Task to complete → Pick every line from the data that holds the word "this".

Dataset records
● ● ● ● ●

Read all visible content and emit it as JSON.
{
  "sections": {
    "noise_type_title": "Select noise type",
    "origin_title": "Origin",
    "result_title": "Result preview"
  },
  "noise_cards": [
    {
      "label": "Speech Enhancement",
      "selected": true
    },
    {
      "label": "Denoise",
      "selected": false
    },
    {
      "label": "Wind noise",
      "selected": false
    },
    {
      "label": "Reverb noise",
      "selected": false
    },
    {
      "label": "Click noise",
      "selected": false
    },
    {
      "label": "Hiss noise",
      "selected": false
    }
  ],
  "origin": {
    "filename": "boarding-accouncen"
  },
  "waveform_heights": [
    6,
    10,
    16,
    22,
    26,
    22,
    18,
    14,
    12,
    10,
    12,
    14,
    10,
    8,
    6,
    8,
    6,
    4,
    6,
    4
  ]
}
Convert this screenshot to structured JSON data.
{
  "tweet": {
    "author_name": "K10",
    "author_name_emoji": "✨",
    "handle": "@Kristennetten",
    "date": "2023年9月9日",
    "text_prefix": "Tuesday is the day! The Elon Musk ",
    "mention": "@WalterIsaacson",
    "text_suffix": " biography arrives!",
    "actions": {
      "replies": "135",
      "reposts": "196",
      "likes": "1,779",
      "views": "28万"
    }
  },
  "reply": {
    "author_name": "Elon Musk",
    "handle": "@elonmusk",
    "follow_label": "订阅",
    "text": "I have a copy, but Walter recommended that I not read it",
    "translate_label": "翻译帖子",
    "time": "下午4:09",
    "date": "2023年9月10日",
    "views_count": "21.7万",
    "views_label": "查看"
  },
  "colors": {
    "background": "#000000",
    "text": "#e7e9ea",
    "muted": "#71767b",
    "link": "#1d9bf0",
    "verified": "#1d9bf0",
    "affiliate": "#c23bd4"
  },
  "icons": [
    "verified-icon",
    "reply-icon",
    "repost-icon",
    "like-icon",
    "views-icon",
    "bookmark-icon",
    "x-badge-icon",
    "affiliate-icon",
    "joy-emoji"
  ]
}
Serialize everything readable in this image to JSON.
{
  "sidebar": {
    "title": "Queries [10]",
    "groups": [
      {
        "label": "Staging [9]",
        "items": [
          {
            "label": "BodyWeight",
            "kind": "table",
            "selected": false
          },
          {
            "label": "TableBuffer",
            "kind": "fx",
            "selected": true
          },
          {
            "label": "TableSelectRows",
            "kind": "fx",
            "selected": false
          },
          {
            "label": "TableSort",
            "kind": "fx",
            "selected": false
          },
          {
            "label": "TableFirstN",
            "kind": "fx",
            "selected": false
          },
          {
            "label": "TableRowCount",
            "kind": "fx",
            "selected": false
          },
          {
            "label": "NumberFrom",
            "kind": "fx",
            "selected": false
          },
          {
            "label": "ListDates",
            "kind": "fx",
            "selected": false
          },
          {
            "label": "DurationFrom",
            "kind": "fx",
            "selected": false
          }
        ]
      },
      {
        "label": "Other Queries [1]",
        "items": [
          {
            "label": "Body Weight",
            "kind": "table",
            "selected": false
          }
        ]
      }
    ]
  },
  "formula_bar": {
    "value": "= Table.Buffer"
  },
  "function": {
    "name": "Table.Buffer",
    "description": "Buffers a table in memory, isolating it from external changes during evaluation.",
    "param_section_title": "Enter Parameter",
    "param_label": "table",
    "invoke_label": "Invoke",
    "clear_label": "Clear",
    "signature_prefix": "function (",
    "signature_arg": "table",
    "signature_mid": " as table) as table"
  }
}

● ● ● ● ●

Result of the exercise →
Convert this screenshot to structured JSON data.
Serialize everything readable in this image to JSON.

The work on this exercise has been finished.